Instructions for the task —
Your task is to output the data exactly as it stands.

[Extracted data entries]
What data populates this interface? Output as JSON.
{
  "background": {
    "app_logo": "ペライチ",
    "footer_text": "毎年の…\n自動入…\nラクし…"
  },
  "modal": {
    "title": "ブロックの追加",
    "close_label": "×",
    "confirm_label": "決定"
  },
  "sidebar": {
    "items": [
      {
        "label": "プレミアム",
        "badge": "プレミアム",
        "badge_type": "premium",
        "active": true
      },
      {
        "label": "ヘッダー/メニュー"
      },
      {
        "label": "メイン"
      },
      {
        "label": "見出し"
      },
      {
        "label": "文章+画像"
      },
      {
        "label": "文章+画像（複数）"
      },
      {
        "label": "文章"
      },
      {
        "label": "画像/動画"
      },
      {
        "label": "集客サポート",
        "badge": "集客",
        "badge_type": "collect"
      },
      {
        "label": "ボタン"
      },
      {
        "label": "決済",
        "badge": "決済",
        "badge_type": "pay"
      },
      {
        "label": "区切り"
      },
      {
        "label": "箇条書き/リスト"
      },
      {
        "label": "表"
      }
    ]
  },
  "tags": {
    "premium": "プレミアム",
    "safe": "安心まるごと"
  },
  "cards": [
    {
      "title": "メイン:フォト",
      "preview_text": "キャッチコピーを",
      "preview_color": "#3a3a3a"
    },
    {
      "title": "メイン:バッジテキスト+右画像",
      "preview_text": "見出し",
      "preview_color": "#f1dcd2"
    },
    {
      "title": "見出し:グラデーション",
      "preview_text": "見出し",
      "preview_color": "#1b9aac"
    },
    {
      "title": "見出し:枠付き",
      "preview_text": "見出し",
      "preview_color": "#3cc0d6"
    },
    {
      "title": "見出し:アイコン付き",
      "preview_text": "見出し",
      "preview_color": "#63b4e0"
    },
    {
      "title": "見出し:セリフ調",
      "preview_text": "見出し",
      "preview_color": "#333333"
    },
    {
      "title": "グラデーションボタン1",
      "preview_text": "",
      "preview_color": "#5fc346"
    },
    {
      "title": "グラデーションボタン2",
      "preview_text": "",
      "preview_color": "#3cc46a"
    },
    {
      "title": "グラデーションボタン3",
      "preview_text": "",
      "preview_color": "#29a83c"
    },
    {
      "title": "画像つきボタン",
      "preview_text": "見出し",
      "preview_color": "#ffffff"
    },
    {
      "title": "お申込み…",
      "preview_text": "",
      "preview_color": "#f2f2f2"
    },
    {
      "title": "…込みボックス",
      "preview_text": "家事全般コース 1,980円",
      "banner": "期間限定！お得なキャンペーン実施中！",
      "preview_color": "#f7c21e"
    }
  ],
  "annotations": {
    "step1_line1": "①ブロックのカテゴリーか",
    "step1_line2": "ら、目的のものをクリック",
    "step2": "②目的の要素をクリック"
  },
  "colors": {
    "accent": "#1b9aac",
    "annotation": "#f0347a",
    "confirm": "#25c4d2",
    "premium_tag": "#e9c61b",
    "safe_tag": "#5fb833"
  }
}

Response —
What data populates this interface? Output as JSON.
{
  "background": {
    "app_logo": "ペライチ",
    "footer_text": "毎年の…\n自動入…\nラクし…"
  },
  "modal": {
    "title": "ブロックの追加",
    "close_label": "×",
    "confirm_label": "決定"
  },
  "sidebar": {
    "items": [
      {
        "label": "プレミアム",
        "badge": "プレミアム",
        "badge_type": "premium",
        "active": true
      },
      {
        "label": "ヘッダー/メニュー"
      },
      {
        "label": "メイン"
      },
      {
        "label": "見出し"
      },
      {
        "label": "文章+画像"
      },
      {
        "label": "文章+画像（複数）"
      },
      {
        "label": "文章"
      },
      {
        "label": "画像/動画"
      },
      {
        "label": "集客サポート",
        "badge": "集客",
        "badge_type": "collect"
      },
      {
        "label": "ボタン"
      },
      {
        "label": "決済",
        "badge": "決済",
        "badge_type": "pay"
      },
      {
        "label": "区切り"
      },
      {
        "label": "箇条書き/リスト"
      },
      {
        "label": "表"
      }
    ]
  },
  "tags": {
    "premium": "プレミアム",
    "safe": "安心まるごと"
  },
  "cards": [
    {
      "title": "メイン:フォト",
      "preview_text": "キャッチコピーを",
      "preview_color": "#3a3a3a"
    },
    {
      "title": "メイン:バッジテキスト+右画像",
      "preview_text": "見出し",
      "preview_color": "#f1dcd2"
    },
    {
      "title": "見出し:グラデーション",
      "preview_text": "見出し",
      "preview_color": "#1b9aac"
    },
    {
      "title": "見出し:枠付き",
      "preview_text": "見出し",
      "preview_color": "#3cc0d6"
    },
    {
      "title": "見出し:アイコン付き",
      "preview_text": "見出し",
      "preview_color": "#63b4e0"
    },
    {
      "title": "見出し:セリフ調",
      "preview_text": "見出し",
      "preview_color": "#333333"
    },
    {
      "title": "グラデーションボタン1",
      "preview_text": "",
      "preview_color": "#5fc346"
    },
    {
      "title": "グラデーションボタン2",
      "preview_text": "",
      "preview_color": "#3cc46a"
    },
    {
      "title": "グラデーションボタン3",
      "preview_text": "",
      "preview_color": "#29a83c"
    },
    {
      "title": "画像つきボタン",
      "preview_text": "見出し",
      "preview_color": "#ffffff"
    },
    {
      "title": "お申込み…",
      "preview_text": "",
      "preview_color": "#f2f2f2"
    },
    {
      "title": "…込みボックス",
      "preview_text": "家事全般コース 1,980円",
      "banner": "期間限定！お得なキャンペーン実施中！",
      "preview_color": "#f7c21e"
    }
  ],
  "annotations": {
    "step1_line1": "①ブロックのカテゴリーか",
    "step1_line2": "ら、目的のものをクリック",
    "step2": "②目的の要素をクリック"
  },
  "colors": {
    "accent": "#1b9aac",
    "annotation": "#f0347a",
    "confirm": "#25c4d2",
    "premium_tag": "#e9c61b",
    "safe_tag": "#5fb833"
  }
}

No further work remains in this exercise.